[Extracted records]
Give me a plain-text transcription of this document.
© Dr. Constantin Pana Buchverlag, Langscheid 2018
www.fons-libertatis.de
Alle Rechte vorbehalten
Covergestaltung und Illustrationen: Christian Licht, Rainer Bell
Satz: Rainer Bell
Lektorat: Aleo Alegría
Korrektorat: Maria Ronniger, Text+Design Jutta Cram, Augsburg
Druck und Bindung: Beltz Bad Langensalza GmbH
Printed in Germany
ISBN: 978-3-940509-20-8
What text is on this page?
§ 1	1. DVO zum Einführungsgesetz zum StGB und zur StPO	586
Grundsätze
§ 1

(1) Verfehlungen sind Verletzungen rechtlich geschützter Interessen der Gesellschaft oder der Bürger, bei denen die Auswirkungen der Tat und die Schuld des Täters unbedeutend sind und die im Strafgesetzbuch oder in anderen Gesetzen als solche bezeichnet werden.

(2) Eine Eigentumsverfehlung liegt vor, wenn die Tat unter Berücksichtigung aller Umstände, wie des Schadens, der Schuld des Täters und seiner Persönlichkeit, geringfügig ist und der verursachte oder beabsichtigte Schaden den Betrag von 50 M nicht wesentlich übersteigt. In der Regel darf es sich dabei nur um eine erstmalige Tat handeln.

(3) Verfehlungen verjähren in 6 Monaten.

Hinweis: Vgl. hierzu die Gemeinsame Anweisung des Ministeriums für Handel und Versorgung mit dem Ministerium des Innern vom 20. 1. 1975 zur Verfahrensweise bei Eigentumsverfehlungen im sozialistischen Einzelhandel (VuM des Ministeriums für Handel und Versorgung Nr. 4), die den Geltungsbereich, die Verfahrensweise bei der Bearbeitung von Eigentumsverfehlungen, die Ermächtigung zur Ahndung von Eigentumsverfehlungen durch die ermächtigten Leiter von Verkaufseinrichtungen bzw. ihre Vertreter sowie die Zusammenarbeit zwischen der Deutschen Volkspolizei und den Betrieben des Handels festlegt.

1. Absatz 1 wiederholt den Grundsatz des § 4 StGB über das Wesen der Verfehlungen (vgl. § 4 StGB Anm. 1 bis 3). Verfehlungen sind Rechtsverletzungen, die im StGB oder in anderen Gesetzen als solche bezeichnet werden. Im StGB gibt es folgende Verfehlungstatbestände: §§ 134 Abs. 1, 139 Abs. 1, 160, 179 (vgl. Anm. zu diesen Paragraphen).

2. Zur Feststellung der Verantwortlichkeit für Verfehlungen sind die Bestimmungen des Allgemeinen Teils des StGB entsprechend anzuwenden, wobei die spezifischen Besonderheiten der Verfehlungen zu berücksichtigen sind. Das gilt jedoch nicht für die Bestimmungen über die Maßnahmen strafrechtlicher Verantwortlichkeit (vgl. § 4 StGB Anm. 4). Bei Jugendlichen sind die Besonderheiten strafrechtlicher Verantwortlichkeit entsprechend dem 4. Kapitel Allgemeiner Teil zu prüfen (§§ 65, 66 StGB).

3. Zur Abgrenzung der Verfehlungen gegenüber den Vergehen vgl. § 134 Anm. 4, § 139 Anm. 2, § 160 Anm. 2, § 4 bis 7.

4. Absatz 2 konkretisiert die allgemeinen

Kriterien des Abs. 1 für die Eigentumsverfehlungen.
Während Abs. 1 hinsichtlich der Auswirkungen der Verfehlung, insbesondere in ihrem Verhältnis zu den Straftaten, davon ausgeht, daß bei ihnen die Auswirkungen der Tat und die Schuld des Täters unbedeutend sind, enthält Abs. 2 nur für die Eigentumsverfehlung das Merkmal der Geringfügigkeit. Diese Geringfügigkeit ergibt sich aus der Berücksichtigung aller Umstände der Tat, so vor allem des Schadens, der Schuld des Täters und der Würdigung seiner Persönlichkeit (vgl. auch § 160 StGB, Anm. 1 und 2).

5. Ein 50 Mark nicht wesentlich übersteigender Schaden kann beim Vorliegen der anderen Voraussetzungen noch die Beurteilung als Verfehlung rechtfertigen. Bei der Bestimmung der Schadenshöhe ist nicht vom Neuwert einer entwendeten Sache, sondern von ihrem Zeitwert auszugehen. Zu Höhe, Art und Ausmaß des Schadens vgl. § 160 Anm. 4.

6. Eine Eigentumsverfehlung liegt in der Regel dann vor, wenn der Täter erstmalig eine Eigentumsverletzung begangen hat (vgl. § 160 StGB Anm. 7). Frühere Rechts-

> **WHAT YOU WILL DO**
Copy out the data shown above without altering anything.

> **ANSWER TO THIS EXERCISE**
Give me a plain-text transcription of this document.
© Dr. Constantin Pana Buchverlag, Langscheid 2018
www.fons-libertatis.de
Alle Rechte vorbehalten
Covergestaltung und Illustrationen: Christian Licht, Rainer Bell
Satz: Rainer Bell
Lektorat: Aleo Alegría
Korrektorat: Maria Ronniger, Text+Design Jutta Cram, Augsburg
Druck und Bindung: Beltz Bad Langensalza GmbH
Printed in Germany
ISBN: 978-3-940509-20-8
What text is on this page?
§ 1	1. DVO zum Einführungsgesetz zum StGB und zur StPO	586
Grundsätze
§ 1

(1) Verfehlungen sind Verletzungen rechtlich geschützter Interessen der Gesellschaft oder der Bürger, bei denen die Auswirkungen der Tat und die Schuld des Täters unbedeutend sind und die im Strafgesetzbuch oder in anderen Gesetzen als solche bezeichnet werden.

(2) Eine Eigentumsverfehlung liegt vor, wenn die Tat unter Berücksichtigung aller Umstände, wie des Schadens, der Schuld des Täters und seiner Persönlichkeit, geringfügig ist und der verursachte oder beabsichtigte Schaden den Betrag von 50 M nicht wesentlich übersteigt. In der Regel darf es sich dabei nur um eine erstmalige Tat handeln.

(3) Verfehlungen verjähren in 6 Monaten.

Hinweis: Vgl. hierzu die Gemeinsame Anweisung des Ministeriums für Handel und Versorgung mit dem Ministerium des Innern vom 20. 1. 1975 zur Verfahrensweise bei Eigentumsverfehlungen im sozialistischen Einzelhandel (VuM des Ministeriums für Handel und Versorgung Nr. 4), die den Geltungsbereich, die Verfahrensweise bei der Bearbeitung von Eigentumsverfehlungen, die Ermächtigung zur Ahndung von Eigentumsverfehlungen durch die ermächtigten Leiter von Verkaufseinrichtungen bzw. ihre Vertreter sowie die Zusammenarbeit zwischen der Deutschen Volkspolizei und den Betrieben des Handels festlegt.

1. Absatz 1 wiederholt den Grundsatz des § 4 StGB über das Wesen der Verfehlungen (vgl. § 4 StGB Anm. 1 bis 3). Verfehlungen sind Rechtsverletzungen, die im StGB oder in anderen Gesetzen als solche bezeichnet werden. Im StGB gibt es folgende Verfehlungstatbestände: §§ 134 Abs. 1, 139 Abs. 1, 160, 179 (vgl. Anm. zu diesen Paragraphen).

2. Zur Feststellung der Verantwortlichkeit für Verfehlungen sind die Bestimmungen des Allgemeinen Teils des StGB entsprechend anzuwenden, wobei die spezifischen Besonderheiten der Verfehlungen zu berücksichtigen sind. Das gilt jedoch nicht für die Bestimmungen über die Maßnahmen strafrechtlicher Verantwortlichkeit (vgl. § 4 StGB Anm. 4). Bei Jugendlichen sind die Besonderheiten strafrechtlicher Verantwortlichkeit entsprechend dem 4. Kapitel Allgemeiner Teil zu prüfen (§§ 65, 66 StGB).

3. Zur Abgrenzung der Verfehlungen gegenüber den Vergehen vgl. § 134 Anm. 4, § 139 Anm. 2, § 160 Anm. 2, § 4 bis 7.

4. Absatz 2 konkretisiert die allgemeinen

Kriterien des Abs. 1 für die Eigentumsverfehlungen.
Während Abs. 1 hinsichtlich der Auswirkungen der Verfehlung, insbesondere in ihrem Verhältnis zu den Straftaten, davon ausgeht, daß bei ihnen die Auswirkungen der Tat und die Schuld des Täters unbedeutend sind, enthält Abs. 2 nur für die Eigentumsverfehlung das Merkmal der Geringfügigkeit. Diese Geringfügigkeit ergibt sich aus der Berücksichtigung aller Umstände der Tat, so vor allem des Schadens, der Schuld des Täters und der Würdigung seiner Persönlichkeit (vgl. auch § 160 StGB, Anm. 1 und 2).

5. Ein 50 Mark nicht wesentlich übersteigender Schaden kann beim Vorliegen der anderen Voraussetzungen noch die Beurteilung als Verfehlung rechtfertigen. Bei der Bestimmung der Schadenshöhe ist nicht vom Neuwert einer entwendeten Sache, sondern von ihrem Zeitwert auszugehen. Zu Höhe, Art und Ausmaß des Schadens vgl. § 160 Anm. 4.

6. Eine Eigentumsverfehlung liegt in der Regel dann vor, wenn der Täter erstmalig eine Eigentumsverletzung begangen hat (vgl. § 160 StGB Anm. 7). Frühere Rechts-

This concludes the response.